## EXERCISE
All of the records listed below should be retyped exactly.

## MATERIAL FOR THE TASK
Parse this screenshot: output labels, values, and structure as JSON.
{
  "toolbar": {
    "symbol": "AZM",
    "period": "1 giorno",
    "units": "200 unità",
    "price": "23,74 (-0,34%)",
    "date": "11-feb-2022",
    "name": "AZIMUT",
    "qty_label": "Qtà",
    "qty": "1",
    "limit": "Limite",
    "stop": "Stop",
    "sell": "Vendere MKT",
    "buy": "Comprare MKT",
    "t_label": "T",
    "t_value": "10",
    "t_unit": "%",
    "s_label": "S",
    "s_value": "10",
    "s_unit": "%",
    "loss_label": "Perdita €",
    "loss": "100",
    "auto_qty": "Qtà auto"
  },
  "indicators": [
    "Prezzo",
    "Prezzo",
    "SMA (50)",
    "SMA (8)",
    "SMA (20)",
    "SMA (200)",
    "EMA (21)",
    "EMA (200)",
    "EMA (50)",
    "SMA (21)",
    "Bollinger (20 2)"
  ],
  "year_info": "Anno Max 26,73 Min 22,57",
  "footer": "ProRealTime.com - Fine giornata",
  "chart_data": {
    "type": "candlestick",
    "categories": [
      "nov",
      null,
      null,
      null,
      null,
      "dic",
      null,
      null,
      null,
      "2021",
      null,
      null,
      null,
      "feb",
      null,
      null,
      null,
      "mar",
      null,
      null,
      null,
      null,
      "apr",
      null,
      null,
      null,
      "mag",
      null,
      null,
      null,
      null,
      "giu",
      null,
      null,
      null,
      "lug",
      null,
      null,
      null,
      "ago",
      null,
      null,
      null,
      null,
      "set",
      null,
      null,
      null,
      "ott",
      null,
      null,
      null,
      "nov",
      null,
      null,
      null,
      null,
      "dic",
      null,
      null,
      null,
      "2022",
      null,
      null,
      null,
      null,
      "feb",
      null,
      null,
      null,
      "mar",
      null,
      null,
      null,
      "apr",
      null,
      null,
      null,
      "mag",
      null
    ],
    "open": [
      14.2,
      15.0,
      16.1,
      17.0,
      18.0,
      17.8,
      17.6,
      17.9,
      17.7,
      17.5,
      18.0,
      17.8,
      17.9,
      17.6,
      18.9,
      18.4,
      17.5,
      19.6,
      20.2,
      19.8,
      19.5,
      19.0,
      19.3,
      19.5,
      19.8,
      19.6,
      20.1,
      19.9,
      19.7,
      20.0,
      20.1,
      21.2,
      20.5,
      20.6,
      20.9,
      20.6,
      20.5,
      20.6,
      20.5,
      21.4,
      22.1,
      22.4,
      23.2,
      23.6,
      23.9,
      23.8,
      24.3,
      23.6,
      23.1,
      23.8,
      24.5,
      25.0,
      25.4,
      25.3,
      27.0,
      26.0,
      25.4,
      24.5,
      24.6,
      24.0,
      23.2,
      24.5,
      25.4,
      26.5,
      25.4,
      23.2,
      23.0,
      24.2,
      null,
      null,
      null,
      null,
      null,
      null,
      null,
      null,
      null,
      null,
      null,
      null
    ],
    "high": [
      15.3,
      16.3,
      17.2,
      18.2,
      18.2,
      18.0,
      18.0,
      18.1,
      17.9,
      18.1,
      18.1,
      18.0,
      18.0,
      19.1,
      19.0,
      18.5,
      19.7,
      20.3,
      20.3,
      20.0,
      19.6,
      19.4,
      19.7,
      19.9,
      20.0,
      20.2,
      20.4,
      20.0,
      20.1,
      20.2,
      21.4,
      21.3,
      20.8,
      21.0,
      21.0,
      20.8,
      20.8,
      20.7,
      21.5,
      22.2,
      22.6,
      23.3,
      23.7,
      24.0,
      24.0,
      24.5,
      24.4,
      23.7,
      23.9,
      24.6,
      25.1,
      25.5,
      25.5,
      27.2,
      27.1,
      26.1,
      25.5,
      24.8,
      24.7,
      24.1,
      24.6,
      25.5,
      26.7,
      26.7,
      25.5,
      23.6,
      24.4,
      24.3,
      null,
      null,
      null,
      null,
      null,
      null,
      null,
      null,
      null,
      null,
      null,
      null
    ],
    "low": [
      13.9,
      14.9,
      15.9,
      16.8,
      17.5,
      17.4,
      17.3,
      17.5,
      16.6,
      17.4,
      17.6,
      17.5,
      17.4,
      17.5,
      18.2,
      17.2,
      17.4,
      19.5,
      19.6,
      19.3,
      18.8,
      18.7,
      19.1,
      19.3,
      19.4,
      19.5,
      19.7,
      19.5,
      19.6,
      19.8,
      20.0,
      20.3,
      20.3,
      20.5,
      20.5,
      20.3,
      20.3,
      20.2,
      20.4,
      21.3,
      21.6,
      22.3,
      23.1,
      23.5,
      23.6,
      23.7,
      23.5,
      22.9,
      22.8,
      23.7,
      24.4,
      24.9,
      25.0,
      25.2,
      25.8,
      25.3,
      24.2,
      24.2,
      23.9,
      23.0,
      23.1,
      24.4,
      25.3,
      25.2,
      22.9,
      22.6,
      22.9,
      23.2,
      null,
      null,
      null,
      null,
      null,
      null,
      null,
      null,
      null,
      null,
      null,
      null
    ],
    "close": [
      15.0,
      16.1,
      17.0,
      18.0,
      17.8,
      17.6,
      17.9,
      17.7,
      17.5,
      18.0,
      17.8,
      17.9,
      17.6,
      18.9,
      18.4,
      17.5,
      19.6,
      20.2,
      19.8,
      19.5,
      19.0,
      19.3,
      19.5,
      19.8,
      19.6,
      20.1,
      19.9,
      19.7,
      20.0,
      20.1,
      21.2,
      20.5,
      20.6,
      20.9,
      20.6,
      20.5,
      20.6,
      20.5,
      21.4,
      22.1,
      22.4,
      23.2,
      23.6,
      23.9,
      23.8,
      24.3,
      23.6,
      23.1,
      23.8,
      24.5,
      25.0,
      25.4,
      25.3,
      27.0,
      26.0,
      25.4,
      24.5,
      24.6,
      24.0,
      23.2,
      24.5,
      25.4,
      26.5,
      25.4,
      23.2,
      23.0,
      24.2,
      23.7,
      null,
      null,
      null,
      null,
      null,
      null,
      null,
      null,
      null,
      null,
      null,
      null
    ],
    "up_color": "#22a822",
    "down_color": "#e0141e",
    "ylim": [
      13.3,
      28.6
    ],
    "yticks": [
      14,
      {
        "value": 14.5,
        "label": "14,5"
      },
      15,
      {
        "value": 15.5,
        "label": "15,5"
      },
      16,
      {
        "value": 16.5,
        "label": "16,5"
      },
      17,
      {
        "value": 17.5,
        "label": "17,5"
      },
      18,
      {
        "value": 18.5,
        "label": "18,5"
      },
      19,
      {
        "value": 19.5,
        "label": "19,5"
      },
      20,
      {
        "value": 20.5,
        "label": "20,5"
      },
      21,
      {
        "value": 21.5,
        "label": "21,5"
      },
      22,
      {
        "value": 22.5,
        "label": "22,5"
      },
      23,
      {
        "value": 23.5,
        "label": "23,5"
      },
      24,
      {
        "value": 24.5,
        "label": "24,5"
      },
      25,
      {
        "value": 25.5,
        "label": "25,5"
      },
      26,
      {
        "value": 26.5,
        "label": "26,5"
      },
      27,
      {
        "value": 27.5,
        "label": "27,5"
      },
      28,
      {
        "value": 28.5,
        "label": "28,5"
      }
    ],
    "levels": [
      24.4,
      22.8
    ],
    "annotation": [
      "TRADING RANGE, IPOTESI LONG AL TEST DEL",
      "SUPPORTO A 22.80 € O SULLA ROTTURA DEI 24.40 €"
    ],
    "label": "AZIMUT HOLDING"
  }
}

## EXERCISE RESPONSE
Parse this screenshot: output labels, values, and structure as JSON.
{
  "toolbar": {
    "symbol": "AZM",
    "period": "1 giorno",
    "units": "200 unità",
    "price": "23,74 (-0,34%)",
    "date": "11-feb-2022",
    "name": "AZIMUT",
    "qty_label": "Qtà",
    "qty": "1",
    "limit": "Limite",
    "stop": "Stop",
    "sell": "Vendere MKT",
    "buy": "Comprare MKT",
    "t_label": "T",
    "t_value": "10",
    "t_unit": "%",
    "s_label": "S",
    "s_value": "10",
    "s_unit": "%",
    "loss_label": "Perdita €",
    "loss": "100",
    "auto_qty": "Qtà auto"
  },
  "indicators": [
    "Prezzo",
    "Prezzo",
    "SMA (50)",
    "SMA (8)",
    "SMA (20)",
    "SMA (200)",
    "EMA (21)",
    "EMA (200)",
    "EMA (50)",
    "SMA (21)",
    "Bollinger (20 2)"
  ],
  "year_info": "Anno Max 26,73 Min 22,57",
  "footer": "ProRealTime.com - Fine giornata",
  "chart_data": {
    "type": "candlestick",
    "categories": [
      "nov",
      null,
      null,
      null,
      null,
      "dic",
      null,
      null,
      null,
      "2021",
      null,
      null,
      null,
      "feb",
      null,
      null,
      null,
      "mar",
      null,
      null,
      null,
      null,
      "apr",
      null,
      null,
      null,
      "mag",
      null,
      null,
      null,
      null,
      "giu",
      null,
      null,
      null,
      "lug",
      null,
      null,
      null,
      "ago",
      null,
      null,
      null,
      null,
      "set",
      null,
      null,
      null,
      "ott",
      null,
      null,
      null,
      "nov",
      null,
      null,
      null,
      null,
      "dic",
      null,
      null,
      null,
      "2022",
      null,
      null,
      null,
      null,
      "feb",
      null,
      null,
      null,
      "mar",
      null,
      null,
      null,
      "apr",
      null,
      null,
      null,
      "mag",
      null
    ],
    "open": [
      14.2,
      15.0,
      16.1,
      17.0,
      18.0,
      17.8,
      17.6,
      17.9,
      17.7,
      17.5,
      18.0,
      17.8,
      17.9,
      17.6,
      18.9,
      18.4,
      17.5,
      19.6,
      20.2,
      19.8,
      19.5,
      19.0,
      19.3,
      19.5,
      19.8,
      19.6,
      20.1,
      19.9,
      19.7,
      20.0,
      20.1,
      21.2,
      20.5,
      20.6,
      20.9,
      20.6,
      20.5,
      20.6,
      20.5,
      21.4,
      22.1,
      22.4,
      23.2,
      23.6,
      23.9,
      23.8,
      24.3,
      23.6,
      23.1,
      23.8,
      24.5,
      25.0,
      25.4,
      25.3,
      27.0,
      26.0,
      25.4,
      24.5,
      24.6,
      24.0,
      23.2,
      24.5,
      25.4,
      26.5,
      25.4,
      23.2,
      23.0,
      24.2,
      null,
      null,
      null,
      null,
      null,
      null,
      null,
      null,
      null,
      null,
      null,
      null
    ],
    "high": [
      15.3,
      16.3,
      17.2,
      18.2,
      18.2,
      18.0,
      18.0,
      18.1,
      17.9,
      18.1,
      18.1,
      18.0,
      18.0,
      19.1,
      19.0,
      18.5,
      19.7,
      20.3,
      20.3,
      20.0,
      19.6,
      19.4,
      19.7,
      19.9,
      20.0,
      20.2,
      20.4,
      20.0,
      20.1,
      20.2,
      21.4,
      21.3,
      20.8,
      21.0,
      21.0,
      20.8,
      20.8,
      20.7,
      21.5,
      22.2,
      22.6,
      23.3,
      23.7,
      24.0,
      24.0,
      24.5,
      24.4,
      23.7,
      23.9,
      24.6,
      25.1,
      25.5,
      25.5,
      27.2,
      27.1,
      26.1,
      25.5,
      24.8,
      24.7,
      24.1,
      24.6,
      25.5,
      26.7,
      26.7,
      25.5,
      23.6,
      24.4,
      24.3,
      null,
      null,
      null,
      null,
      null,
      null,
      null,
      null,
      null,
      null,
      null,
      null
    ],
    "low": [
      13.9,
      14.9,
      15.9,
      16.8,
      17.5,
      17.4,
      17.3,
      17.5,
      16.6,
      17.4,
      17.6,
      17.5,
      17.4,
      17.5,
      18.2,
      17.2,
      17.4,
      19.5,
      19.6,
      19.3,
      18.8,
      18.7,
      19.1,
      19.3,
      19.4,
      19.5,
      19.7,
      19.5,
      19.6,
      19.8,
      20.0,
      20.3,
      20.3,
      20.5,
      20.5,
      20.3,
      20.3,
      20.2,
      20.4,
      21.3,
      21.6,
      22.3,
      23.1,
      23.5,
      23.6,
      23.7,
      23.5,
      22.9,
      22.8,
      23.7,
      24.4,
      24.9,
      25.0,
      25.2,
      25.8,
      25.3,
      24.2,
      24.2,
      23.9,
      23.0,
      23.1,
      24.4,
      25.3,
      25.2,
      22.9,
      22.6,
      22.9,
      23.2,
      null,
      null,
      null,
      null,
      null,
      null,
      null,
      null,
      null,
      null,
      null,
      null
    ],
    "close": [
      15.0,
      16.1,
      17.0,
      18.0,
      17.8,
      17.6,
      17.9,
      17.7,
      17.5,
      18.0,
      17.8,
      17.9,
      17.6,
      18.9,
      18.4,
      17.5,
      19.6,
      20.2,
      19.8,
      19.5,
      19.0,
      19.3,
      19.5,
      19.8,
      19.6,
      20.1,
      19.9,
      19.7,
      20.0,
      20.1,
      21.2,
      20.5,
      20.6,
      20.9,
      20.6,
      20.5,
      20.6,
      20.5,
      21.4,
      22.1,
      22.4,
      23.2,
      23.6,
      23.9,
      23.8,
      24.3,
      23.6,
      23.1,
      23.8,
      24.5,
      25.0,
      25.4,
      25.3,
      27.0,
      26.0,
      25.4,
      24.5,
      24.6,
      24.0,
      23.2,
      24.5,
      25.4,
      26.5,
      25.4,
      23.2,
      23.0,
      24.2,
      23.7,
      null,
      null,
      null,
      null,
      null,
      null,
      null,
      null,
      null,
      null,
      null,
      null
    ],
    "up_color": "#22a822",
    "down_color": "#e0141e",
    "ylim": [
      13.3,
      28.6
    ],
    "yticks": [
      14,
      {
        "value": 14.5,
        "label": "14,5"
      },
      15,
      {
        "value": 15.5,
        "label": "15,5"
      },
      16,
      {
        "value": 16.5,
        "label": "16,5"
      },
      17,
      {
        "value": 17.5,
        "label": "17,5"
      },
      18,
      {
        "value": 18.5,
        "label": "18,5"
      },
      19,
      {
        "value": 19.5,
        "label": "19,5"
      },
      20,
      {
        "value": 20.5,
        "label": "20,5"
      },
      21,
      {
        "value": 21.5,
        "label": "21,5"
      },
      22,
      {
        "value": 22.5,
        "label": "22,5"
      },
      23,
      {
        "value": 23.5,
        "label": "23,5"
      },
      24,
      {
        "value": 24.5,
        "label": "24,5"
      },
      25,
      {
        "value": 25.5,
        "label": "25,5"
      },
      26,
      {
        "value": 26.5,
        "label": "26,5"
      },
      27,
      {
        "value": 27.5,
        "label": "27,5"
      },
      28,
      {
        "value": 28.5,
        "label": "28,5"
      }
    ],
    "levels": [
      24.4,
      22.8
    ],
    "annotation": [
      "TRADING RANGE, IPOTESI LONG AL TEST DEL",
      "SUPPORTO A 22.80 € O SULLA ROTTURA DEI 24.40 €"
    ],
    "label": "AZIMUT HOLDING"
  }
}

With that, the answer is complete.